** BEGIN Record excerpts **

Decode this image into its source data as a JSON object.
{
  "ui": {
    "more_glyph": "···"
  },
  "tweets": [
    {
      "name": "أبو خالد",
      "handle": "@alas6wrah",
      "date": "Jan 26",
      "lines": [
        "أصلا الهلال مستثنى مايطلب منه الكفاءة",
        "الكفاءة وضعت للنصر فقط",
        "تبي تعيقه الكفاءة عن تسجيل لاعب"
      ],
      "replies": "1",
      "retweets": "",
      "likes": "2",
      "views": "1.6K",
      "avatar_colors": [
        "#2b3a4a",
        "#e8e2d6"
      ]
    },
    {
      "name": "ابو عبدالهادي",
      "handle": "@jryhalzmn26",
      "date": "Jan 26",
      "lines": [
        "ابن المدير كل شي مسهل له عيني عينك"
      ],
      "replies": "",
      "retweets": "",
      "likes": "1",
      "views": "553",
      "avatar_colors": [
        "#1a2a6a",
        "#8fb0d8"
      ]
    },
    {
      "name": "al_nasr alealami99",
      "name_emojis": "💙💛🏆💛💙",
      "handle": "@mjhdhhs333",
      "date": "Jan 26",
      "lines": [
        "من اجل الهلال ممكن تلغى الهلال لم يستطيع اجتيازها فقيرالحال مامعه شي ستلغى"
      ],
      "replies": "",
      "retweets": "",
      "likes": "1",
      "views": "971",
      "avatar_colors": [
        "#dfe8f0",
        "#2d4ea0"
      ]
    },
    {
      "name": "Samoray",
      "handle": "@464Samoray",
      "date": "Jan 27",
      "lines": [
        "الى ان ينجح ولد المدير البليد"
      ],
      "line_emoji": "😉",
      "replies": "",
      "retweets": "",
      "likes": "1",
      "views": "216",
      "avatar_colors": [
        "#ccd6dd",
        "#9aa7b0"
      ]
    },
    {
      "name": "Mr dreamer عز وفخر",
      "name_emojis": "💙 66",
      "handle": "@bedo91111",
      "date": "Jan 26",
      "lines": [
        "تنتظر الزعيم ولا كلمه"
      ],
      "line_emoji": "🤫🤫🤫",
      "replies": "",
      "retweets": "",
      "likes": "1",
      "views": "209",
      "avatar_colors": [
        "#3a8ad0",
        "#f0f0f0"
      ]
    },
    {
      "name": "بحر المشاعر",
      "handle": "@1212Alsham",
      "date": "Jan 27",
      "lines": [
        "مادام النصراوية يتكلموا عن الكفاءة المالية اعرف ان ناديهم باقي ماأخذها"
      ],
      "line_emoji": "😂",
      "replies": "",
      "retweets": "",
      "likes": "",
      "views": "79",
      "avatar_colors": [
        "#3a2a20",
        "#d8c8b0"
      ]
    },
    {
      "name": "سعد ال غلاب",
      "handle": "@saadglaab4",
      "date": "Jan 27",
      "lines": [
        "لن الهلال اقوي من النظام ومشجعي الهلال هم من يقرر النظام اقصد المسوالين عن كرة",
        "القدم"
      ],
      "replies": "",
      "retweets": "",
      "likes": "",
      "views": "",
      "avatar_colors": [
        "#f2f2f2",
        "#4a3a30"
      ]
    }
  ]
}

** END Record excerpts **
** BEGIN Record excerpts **

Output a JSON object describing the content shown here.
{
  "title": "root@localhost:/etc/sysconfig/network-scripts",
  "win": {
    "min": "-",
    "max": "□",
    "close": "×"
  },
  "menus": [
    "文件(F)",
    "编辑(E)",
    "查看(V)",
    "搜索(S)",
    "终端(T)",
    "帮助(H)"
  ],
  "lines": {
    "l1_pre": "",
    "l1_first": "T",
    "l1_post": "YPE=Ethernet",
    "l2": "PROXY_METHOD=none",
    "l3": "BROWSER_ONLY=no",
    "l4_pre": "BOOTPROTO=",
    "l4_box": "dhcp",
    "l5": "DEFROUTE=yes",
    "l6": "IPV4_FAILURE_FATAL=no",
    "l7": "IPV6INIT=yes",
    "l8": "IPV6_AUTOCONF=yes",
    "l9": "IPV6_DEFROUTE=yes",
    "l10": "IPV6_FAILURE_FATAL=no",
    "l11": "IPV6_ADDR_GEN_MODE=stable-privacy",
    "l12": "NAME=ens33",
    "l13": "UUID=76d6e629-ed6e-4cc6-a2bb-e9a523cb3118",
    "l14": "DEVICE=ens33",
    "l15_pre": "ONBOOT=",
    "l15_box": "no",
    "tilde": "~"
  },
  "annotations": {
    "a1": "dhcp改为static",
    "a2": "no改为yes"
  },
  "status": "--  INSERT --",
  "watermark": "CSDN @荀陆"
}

** END Record excerpts **
** BEGIN Record excerpts **

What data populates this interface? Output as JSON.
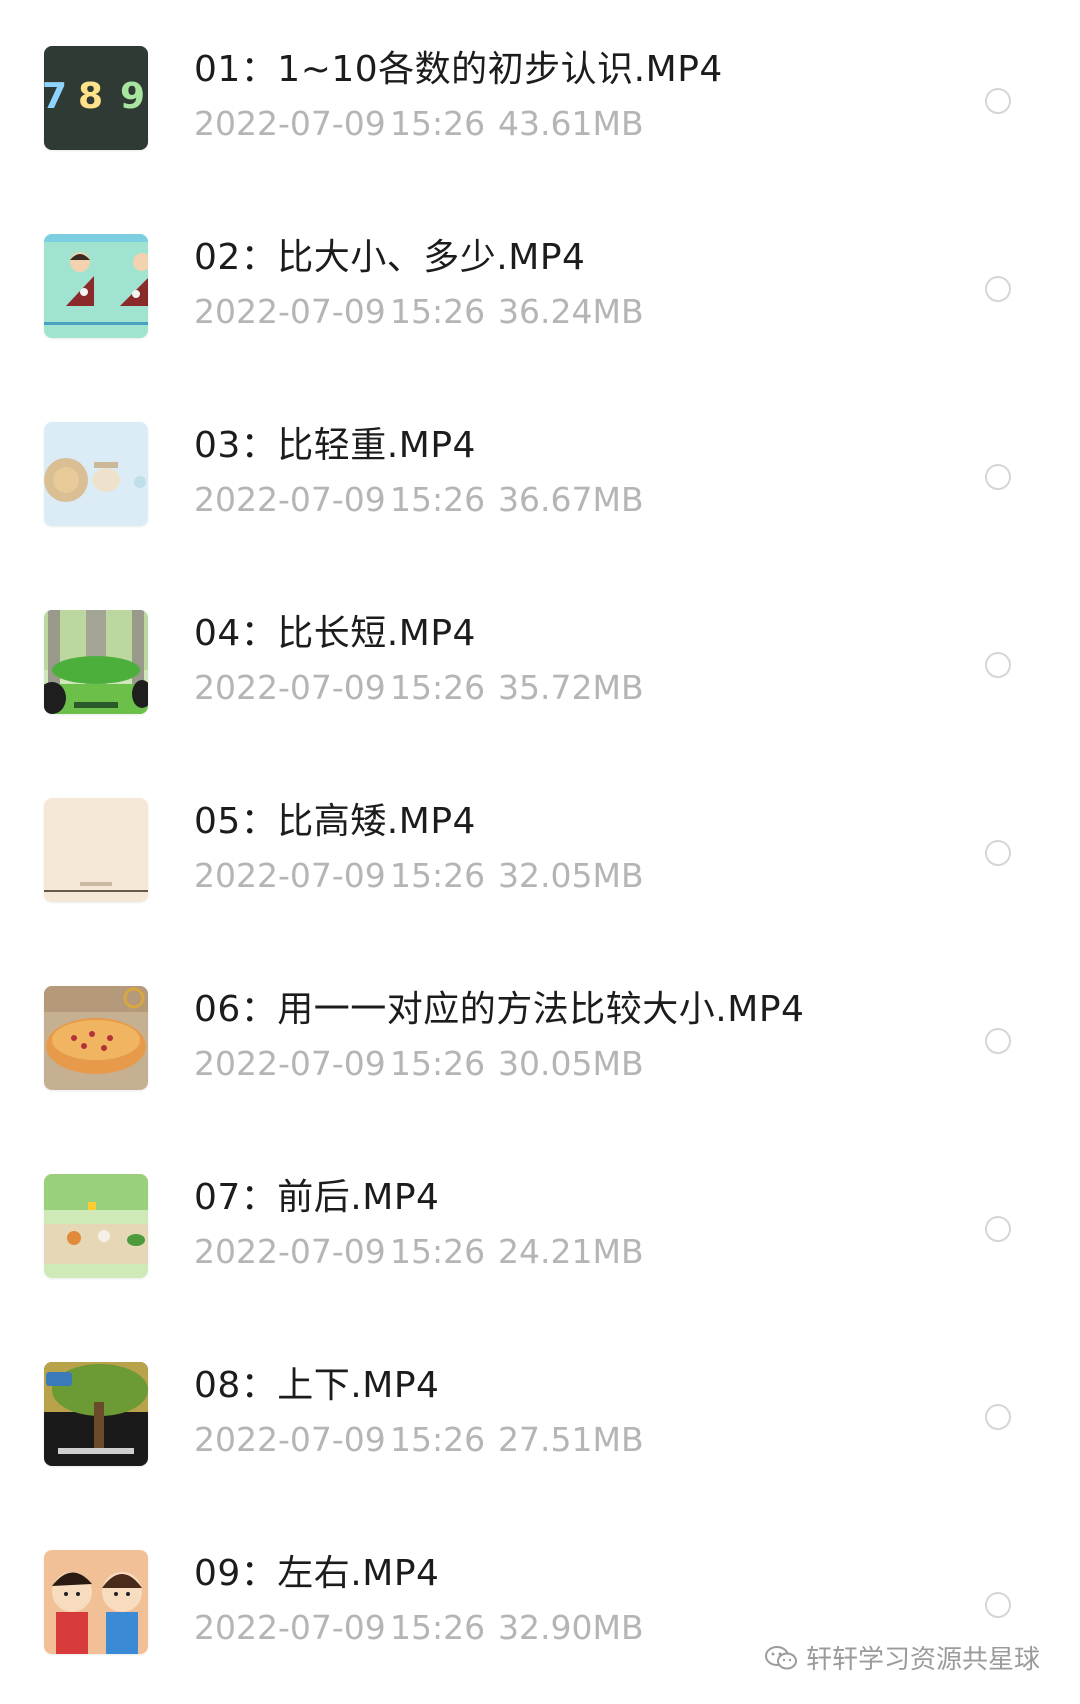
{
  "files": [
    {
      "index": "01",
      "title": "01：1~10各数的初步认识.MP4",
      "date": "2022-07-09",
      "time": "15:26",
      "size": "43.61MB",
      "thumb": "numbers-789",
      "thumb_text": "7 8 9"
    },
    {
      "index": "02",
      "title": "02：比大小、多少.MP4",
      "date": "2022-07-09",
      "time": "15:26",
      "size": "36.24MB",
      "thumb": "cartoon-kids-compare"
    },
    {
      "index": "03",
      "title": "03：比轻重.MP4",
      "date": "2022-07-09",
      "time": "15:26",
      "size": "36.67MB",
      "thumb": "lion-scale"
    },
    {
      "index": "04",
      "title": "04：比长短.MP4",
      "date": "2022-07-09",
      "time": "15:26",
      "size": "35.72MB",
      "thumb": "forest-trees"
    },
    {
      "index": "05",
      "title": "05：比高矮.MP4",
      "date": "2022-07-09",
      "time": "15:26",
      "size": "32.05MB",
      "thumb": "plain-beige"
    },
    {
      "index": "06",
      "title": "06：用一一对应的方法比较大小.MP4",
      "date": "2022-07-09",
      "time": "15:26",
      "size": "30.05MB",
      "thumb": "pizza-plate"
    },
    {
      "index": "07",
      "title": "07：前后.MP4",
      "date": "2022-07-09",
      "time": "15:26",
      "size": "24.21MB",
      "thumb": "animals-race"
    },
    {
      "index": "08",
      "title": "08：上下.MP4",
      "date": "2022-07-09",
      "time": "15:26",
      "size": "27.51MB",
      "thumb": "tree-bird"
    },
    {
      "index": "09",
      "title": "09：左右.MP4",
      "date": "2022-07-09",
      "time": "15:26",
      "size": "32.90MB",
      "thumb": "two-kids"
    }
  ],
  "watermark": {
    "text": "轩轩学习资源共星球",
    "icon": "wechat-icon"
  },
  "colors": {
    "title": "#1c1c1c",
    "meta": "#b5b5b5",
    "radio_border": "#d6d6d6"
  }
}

** END Record excerpts **

» Exercise: Copy each line holding the word "kids" from the listing above.

» Exercise result:
      "thumb": "cartoon-kids-compare"
      "thumb": "two-kids"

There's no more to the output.